─── Records for this task ───

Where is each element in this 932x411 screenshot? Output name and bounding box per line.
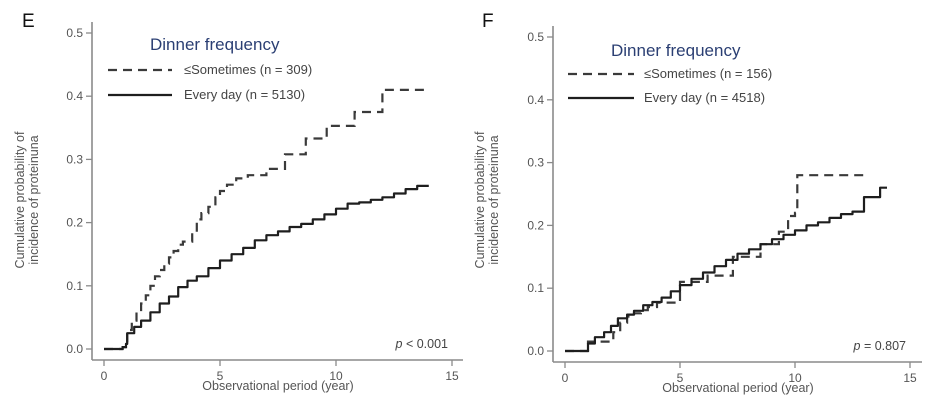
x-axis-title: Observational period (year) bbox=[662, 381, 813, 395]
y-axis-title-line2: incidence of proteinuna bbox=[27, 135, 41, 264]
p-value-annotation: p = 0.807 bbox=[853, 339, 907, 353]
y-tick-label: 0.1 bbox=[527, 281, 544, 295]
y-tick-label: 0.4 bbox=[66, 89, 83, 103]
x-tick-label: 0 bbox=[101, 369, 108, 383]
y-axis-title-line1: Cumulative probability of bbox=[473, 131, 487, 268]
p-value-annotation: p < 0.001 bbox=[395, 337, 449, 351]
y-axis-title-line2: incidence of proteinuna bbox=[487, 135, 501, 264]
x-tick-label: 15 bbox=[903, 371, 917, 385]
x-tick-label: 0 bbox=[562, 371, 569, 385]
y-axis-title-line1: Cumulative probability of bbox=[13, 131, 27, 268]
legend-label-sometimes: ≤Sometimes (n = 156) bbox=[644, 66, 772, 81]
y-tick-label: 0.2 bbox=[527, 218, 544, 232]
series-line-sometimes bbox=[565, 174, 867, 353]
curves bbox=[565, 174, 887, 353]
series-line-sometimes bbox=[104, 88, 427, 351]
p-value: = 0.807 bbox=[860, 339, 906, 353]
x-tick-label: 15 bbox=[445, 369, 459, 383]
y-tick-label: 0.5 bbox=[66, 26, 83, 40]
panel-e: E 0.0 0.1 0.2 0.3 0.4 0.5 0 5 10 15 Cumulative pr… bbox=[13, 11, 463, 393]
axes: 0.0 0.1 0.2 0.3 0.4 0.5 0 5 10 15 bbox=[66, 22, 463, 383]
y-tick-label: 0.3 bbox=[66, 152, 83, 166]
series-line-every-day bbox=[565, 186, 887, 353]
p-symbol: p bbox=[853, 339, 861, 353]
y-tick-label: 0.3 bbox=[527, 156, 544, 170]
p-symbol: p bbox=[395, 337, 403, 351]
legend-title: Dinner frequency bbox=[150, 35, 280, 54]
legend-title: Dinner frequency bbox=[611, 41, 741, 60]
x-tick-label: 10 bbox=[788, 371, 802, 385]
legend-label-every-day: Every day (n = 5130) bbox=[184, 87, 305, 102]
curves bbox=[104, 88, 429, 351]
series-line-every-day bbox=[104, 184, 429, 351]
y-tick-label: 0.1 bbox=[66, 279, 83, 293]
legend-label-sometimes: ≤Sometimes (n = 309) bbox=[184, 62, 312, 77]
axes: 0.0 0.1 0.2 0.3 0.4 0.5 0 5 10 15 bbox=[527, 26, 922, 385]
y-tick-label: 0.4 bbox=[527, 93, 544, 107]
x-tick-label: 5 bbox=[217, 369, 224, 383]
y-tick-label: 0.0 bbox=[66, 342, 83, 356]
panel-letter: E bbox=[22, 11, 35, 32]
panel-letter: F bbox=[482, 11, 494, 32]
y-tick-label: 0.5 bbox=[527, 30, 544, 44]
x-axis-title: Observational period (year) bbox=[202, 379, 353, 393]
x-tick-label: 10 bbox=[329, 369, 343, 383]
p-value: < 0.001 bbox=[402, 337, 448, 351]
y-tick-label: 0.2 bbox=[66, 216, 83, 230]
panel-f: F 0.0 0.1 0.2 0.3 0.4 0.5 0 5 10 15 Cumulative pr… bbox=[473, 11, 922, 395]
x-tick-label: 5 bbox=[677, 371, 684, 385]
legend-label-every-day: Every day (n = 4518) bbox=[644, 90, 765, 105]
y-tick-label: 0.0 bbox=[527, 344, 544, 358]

───
─── Records for this task ───

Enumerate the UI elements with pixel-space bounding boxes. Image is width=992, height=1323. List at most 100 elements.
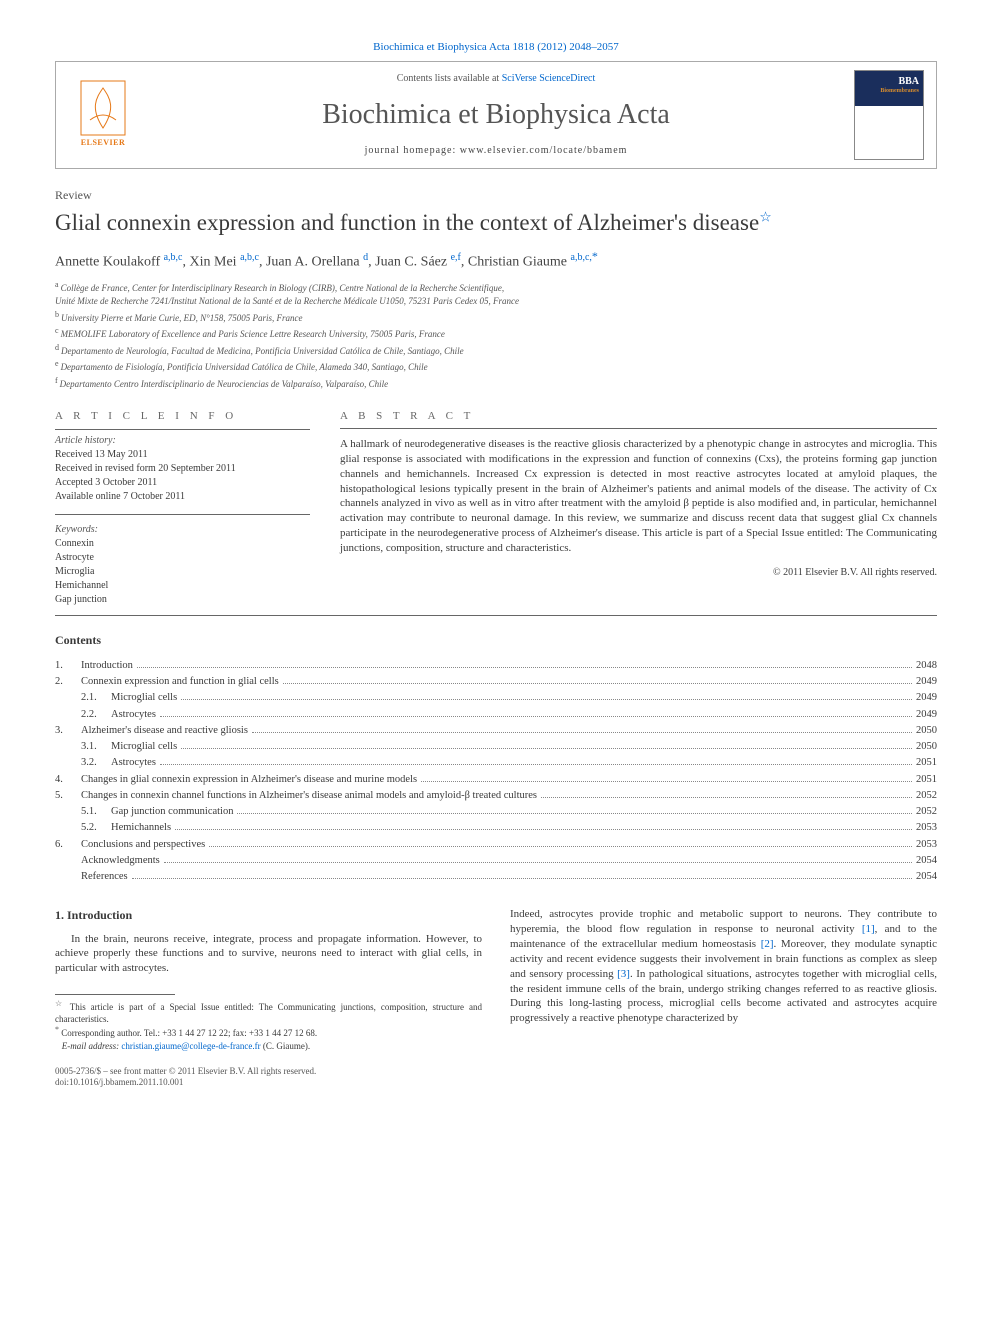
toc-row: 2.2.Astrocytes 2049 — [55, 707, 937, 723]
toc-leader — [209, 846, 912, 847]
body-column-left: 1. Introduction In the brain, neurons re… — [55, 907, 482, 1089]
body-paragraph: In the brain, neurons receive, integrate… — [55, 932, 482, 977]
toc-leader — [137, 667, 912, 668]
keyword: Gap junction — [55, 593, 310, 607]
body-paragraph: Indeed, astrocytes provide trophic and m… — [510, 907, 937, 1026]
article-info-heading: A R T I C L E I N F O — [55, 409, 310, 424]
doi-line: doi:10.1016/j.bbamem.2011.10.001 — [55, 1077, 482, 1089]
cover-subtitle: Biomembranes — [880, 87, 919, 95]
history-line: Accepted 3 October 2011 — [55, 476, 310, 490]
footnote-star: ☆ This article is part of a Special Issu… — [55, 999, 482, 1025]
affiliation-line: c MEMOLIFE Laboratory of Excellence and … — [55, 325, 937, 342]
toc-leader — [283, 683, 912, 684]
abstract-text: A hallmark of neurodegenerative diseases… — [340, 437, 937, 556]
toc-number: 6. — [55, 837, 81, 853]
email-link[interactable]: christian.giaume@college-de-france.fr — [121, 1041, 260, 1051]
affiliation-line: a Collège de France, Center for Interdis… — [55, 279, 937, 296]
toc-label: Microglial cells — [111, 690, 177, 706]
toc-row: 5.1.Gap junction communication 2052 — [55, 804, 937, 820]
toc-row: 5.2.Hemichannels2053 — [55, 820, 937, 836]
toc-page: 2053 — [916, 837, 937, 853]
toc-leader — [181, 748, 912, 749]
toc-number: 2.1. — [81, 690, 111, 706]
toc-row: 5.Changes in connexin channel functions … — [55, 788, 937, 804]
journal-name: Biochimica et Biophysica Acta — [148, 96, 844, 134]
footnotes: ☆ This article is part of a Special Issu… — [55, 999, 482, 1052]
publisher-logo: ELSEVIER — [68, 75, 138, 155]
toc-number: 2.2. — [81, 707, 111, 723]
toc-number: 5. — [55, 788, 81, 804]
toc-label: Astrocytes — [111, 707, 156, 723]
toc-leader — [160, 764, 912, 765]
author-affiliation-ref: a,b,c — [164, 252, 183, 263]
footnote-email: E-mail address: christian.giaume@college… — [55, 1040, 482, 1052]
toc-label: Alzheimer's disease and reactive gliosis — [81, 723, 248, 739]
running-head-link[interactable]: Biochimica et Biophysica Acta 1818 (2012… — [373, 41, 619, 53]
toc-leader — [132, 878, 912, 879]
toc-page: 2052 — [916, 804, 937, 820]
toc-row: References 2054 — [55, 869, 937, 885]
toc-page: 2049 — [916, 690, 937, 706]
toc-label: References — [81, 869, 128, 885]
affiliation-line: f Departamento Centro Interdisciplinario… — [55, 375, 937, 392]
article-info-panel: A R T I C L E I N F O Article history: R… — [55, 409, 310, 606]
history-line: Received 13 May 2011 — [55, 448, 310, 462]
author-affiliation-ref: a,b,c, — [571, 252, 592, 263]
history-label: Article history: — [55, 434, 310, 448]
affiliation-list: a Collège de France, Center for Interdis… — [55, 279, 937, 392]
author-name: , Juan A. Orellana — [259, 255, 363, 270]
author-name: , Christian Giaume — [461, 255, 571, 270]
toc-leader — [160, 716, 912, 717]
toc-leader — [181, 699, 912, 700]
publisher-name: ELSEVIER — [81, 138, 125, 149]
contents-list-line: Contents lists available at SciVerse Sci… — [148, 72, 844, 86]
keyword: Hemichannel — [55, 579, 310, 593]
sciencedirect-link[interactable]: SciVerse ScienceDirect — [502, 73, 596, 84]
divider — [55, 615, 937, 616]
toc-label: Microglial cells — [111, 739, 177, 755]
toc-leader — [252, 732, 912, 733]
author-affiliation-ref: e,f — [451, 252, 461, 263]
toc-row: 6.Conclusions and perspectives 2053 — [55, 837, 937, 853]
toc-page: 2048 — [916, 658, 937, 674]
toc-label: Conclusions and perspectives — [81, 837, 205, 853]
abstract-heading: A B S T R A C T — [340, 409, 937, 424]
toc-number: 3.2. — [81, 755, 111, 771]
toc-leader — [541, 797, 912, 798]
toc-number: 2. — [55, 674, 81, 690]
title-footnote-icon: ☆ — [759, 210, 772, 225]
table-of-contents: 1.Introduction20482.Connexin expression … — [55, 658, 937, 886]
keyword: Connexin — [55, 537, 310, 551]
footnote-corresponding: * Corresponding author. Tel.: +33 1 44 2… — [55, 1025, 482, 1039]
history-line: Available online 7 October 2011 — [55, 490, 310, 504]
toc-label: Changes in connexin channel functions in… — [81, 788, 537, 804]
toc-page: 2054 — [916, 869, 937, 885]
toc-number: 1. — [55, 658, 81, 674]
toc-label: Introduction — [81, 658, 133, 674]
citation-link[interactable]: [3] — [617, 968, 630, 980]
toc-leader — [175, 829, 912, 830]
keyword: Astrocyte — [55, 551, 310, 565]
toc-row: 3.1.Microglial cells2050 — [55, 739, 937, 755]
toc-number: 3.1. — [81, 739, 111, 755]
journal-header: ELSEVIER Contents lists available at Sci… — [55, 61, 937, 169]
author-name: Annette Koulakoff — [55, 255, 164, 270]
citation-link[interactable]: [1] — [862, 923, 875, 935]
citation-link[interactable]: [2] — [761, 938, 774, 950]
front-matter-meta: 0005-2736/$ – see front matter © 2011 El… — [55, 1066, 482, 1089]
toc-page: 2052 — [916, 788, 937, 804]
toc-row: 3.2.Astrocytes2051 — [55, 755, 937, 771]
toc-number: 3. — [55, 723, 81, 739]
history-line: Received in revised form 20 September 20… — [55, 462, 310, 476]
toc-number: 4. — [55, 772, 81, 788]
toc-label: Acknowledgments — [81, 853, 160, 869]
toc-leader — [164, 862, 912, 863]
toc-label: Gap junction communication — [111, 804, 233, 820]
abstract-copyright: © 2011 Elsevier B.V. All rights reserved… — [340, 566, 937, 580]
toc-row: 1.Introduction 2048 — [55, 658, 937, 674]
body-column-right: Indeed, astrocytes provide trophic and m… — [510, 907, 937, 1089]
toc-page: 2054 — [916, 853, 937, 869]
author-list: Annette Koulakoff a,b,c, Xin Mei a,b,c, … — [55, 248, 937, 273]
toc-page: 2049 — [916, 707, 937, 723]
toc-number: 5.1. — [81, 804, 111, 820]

───

◆ Instructions to follow
Please tally the lines above that contain "October" and report nothing but the total.

◆ Output of the exercise
2